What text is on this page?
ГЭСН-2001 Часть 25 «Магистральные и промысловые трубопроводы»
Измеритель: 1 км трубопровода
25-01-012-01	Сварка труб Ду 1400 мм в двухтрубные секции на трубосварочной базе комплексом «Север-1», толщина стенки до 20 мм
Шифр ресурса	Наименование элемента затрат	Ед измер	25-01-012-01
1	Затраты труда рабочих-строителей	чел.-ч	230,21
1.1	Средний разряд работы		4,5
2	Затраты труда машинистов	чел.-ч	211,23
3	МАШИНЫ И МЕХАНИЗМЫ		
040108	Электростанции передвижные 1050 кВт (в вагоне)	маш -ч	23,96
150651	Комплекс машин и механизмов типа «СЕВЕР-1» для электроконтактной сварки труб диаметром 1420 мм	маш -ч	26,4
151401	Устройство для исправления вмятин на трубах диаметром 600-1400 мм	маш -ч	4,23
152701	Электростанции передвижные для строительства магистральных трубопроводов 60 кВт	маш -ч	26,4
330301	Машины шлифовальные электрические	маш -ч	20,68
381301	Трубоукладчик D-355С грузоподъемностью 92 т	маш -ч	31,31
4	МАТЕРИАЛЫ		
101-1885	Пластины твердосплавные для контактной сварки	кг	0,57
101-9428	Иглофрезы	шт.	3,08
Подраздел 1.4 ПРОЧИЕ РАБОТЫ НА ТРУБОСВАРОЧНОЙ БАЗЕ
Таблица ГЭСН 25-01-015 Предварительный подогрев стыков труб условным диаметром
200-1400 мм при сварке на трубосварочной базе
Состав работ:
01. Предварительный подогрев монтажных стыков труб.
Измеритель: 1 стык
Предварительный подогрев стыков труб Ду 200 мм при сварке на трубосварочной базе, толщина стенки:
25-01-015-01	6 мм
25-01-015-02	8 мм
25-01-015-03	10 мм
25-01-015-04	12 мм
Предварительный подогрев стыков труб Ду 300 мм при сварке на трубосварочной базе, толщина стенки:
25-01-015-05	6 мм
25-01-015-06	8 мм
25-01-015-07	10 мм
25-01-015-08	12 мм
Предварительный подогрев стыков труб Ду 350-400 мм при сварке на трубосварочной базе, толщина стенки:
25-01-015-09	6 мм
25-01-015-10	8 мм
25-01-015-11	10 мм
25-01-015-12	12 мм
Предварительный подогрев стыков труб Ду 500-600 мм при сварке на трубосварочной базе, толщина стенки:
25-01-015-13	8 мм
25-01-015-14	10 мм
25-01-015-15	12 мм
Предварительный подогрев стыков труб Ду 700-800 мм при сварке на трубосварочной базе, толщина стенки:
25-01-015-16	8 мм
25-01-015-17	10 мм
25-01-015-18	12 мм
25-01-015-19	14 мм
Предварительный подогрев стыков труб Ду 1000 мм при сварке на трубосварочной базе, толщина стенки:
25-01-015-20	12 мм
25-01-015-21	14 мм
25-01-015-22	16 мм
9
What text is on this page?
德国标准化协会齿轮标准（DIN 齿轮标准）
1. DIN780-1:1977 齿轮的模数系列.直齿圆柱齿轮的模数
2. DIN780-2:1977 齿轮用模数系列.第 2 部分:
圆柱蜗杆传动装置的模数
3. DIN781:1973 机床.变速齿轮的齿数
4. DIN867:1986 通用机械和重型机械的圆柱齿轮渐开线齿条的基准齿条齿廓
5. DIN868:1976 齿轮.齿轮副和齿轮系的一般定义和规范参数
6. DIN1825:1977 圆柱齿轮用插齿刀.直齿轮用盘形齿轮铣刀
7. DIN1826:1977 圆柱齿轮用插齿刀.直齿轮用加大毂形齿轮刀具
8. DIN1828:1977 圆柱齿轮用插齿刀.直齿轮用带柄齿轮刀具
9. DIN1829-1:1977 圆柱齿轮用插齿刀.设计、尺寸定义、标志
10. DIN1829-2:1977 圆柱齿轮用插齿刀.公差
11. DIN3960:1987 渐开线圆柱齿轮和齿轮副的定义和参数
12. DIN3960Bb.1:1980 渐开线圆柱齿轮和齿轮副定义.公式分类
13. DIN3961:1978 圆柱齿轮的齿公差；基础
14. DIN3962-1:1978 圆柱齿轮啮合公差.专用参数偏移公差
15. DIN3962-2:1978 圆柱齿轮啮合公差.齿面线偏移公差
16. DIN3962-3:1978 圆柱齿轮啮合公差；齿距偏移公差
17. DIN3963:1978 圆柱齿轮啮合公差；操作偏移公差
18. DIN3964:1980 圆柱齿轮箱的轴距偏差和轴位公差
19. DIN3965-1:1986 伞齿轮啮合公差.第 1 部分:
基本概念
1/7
_ _ _ _ _ _ _
*Your task:* The required answer is a single number: the count of lines in the entries that hold the string "Электростанции".

*Task result:* 2